**SET PROBLEM**
Wherever the word "this" turns up in a line of the entries, copy that line.

**STORED RECORDS**
-----
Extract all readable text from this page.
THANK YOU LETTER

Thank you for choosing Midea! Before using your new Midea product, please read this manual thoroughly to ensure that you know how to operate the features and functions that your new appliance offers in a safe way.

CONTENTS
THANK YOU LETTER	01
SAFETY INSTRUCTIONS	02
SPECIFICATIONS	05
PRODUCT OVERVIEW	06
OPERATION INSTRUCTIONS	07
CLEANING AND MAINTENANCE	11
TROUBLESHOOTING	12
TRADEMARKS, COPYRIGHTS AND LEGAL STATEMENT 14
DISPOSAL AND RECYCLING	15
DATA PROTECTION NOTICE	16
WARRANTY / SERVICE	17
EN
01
-----
**SOLUTION**
Extract all readable text from this page.
Thank you for choosing Midea! Before using your new Midea product, please read this manual thoroughly to ensure that you know how to operate the features and functions that your new appliance offers in a safe way.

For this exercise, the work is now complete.